╭─ RECORD EXTRACTS
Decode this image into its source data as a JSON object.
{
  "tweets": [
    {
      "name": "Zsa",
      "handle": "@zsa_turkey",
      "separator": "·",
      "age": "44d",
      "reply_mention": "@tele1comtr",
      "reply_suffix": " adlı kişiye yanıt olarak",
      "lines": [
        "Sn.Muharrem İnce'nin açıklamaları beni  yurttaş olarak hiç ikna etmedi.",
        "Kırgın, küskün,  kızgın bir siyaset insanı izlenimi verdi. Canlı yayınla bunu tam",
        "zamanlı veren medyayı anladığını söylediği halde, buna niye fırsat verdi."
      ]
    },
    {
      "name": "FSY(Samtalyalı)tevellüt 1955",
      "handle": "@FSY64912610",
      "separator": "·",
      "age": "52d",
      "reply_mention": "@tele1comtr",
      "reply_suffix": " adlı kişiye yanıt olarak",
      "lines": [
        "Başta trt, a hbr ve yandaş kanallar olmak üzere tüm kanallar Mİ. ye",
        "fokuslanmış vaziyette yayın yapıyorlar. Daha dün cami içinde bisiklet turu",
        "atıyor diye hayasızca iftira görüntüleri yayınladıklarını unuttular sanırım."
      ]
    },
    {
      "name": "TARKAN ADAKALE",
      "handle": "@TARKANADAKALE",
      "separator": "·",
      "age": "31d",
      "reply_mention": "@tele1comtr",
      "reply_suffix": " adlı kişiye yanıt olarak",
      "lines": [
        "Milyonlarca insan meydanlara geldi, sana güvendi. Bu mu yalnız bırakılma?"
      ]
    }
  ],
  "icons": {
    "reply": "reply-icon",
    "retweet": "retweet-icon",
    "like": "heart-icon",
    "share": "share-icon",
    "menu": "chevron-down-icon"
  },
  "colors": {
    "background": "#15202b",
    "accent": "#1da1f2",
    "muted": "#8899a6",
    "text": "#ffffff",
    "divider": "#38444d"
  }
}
╰─
## PROBLEM
Write the entire listing out again, word for word.

## OUTPUT
Decode this image into its source data as a JSON object.
{
  "tweets": [
    {
      "name": "Zsa",
      "handle": "@zsa_turkey",
      "separator": "·",
      "age": "44d",
      "reply_mention": "@tele1comtr",
      "reply_suffix": " adlı kişiye yanıt olarak",
      "lines": [
        "Sn.Muharrem İnce'nin açıklamaları beni  yurttaş olarak hiç ikna etmedi.",
        "Kırgın, küskün,  kızgın bir siyaset insanı izlenimi verdi. Canlı yayınla bunu tam",
        "zamanlı veren medyayı anladığını söylediği halde, buna niye fırsat verdi."
      ]
    },
    {
      "name": "FSY(Samtalyalı)tevellüt 1955",
      "handle": "@FSY64912610",
      "separator": "·",
      "age": "52d",
      "reply_mention": "@tele1comtr",
      "reply_suffix": " adlı kişiye yanıt olarak",
      "lines": [
        "Başta trt, a hbr ve yandaş kanallar olmak üzere tüm kanallar Mİ. ye",
        "fokuslanmış vaziyette yayın yapıyorlar. Daha dün cami içinde bisiklet turu",
        "atıyor diye hayasızca iftira görüntüleri yayınladıklarını unuttular sanırım."
      ]
    },
    {
      "name": "TARKAN ADAKALE",
      "handle": "@TARKANADAKALE",
      "separator": "·",
      "age": "31d",
      "reply_mention": "@tele1comtr",
      "reply_suffix": " adlı kişiye yanıt olarak",
      "lines": [
        "Milyonlarca insan meydanlara geldi, sana güvendi. Bu mu yalnız bırakılma?"
      ]
    }
  ],
  "icons": {
    "reply": "reply-icon",
    "retweet": "retweet-icon",
    "like": "heart-icon",
    "share": "share-icon",
    "menu": "chevron-down-icon"
  },
  "colors": {
    "background": "#15202b",
    "accent": "#1da1f2",
    "muted": "#8899a6",
    "text": "#ffffff",
    "divider": "#38444d"
  }
}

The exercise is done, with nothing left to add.